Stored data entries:
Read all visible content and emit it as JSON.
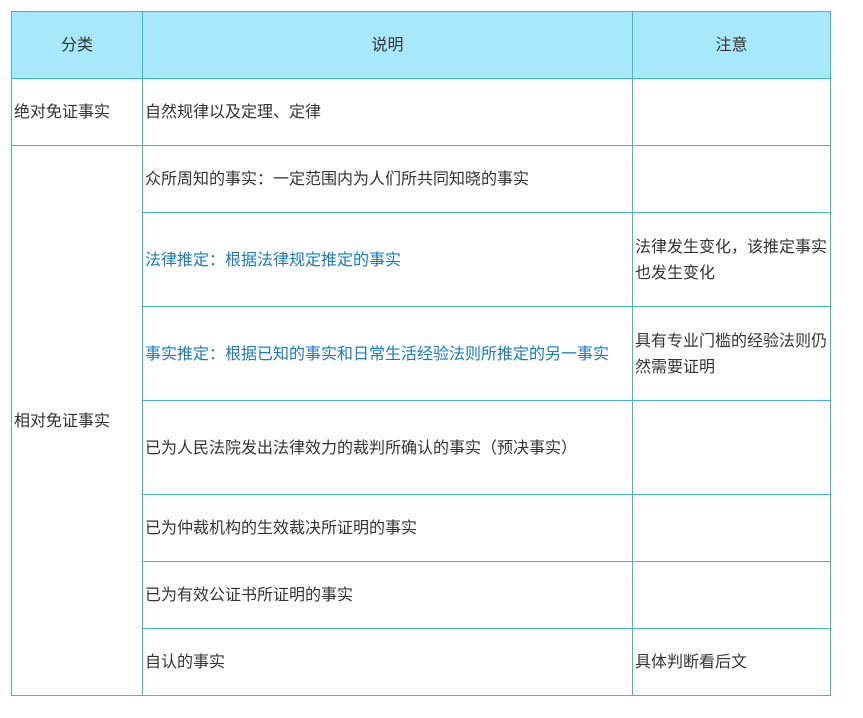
{
  "headers": [
    "分类",
    "说明",
    "注意"
  ],
  "rows": [
    {
      "category": "绝对免证事实",
      "description": "自然规律以及定理、定律",
      "note": ""
    },
    {
      "category": "相对免证事实",
      "description": "众所周知的事实：一定范围内为人们所共同知晓的事实",
      "note": ""
    },
    {
      "description": "法律推定：根据法律规定推定的事实",
      "note": "法律发生变化，该推定事实也发生变化"
    },
    {
      "description": "事实推定：根据已知的事实和日常生活经验法则所推定的另一事实",
      "note": "具有专业门槛的经验法则仍然需要证明"
    },
    {
      "description": "已为人民法院发出法律效力的裁判所确认的事实（预决事实）",
      "note": ""
    },
    {
      "description": "已为仲裁机构的生效裁决所证明的事实",
      "note": ""
    },
    {
      "description": "已为有效公证书所证明的事实",
      "note": ""
    },
    {
      "description": "自认的事实",
      "note": "具体判断看后文"
    }
  ],
  "colors": {
    "header_bg": "#a8e8fb",
    "border": "#3fb7d4",
    "highlight_text": "#1a7ac0"
  }
}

The request: Leave out the pictures and copy every record above exactly.

Response for this exercise:
Read all visible content and emit it as JSON.
{
  "headers": [
    "分类",
    "说明",
    "注意"
  ],
  "rows": [
    {
      "category": "绝对免证事实",
      "description": "自然规律以及定理、定律",
      "note": ""
    },
    {
      "category": "相对免证事实",
      "description": "众所周知的事实：一定范围内为人们所共同知晓的事实",
      "note": ""
    },
    {
      "description": "法律推定：根据法律规定推定的事实",
      "note": "法律发生变化，该推定事实也发生变化"
    },
    {
      "description": "事实推定：根据已知的事实和日常生活经验法则所推定的另一事实",
      "note": "具有专业门槛的经验法则仍然需要证明"
    },
    {
      "description": "已为人民法院发出法律效力的裁判所确认的事实（预决事实）",
      "note": ""
    },
    {
      "description": "已为仲裁机构的生效裁决所证明的事实",
      "note": ""
    },
    {
      "description": "已为有效公证书所证明的事实",
      "note": ""
    },
    {
      "description": "自认的事实",
      "note": "具体判断看后文"
    }
  ],
  "colors": {
    "header_bg": "#a8e8fb",
    "border": "#3fb7d4",
    "highlight_text": "#1a7ac0"
  }
}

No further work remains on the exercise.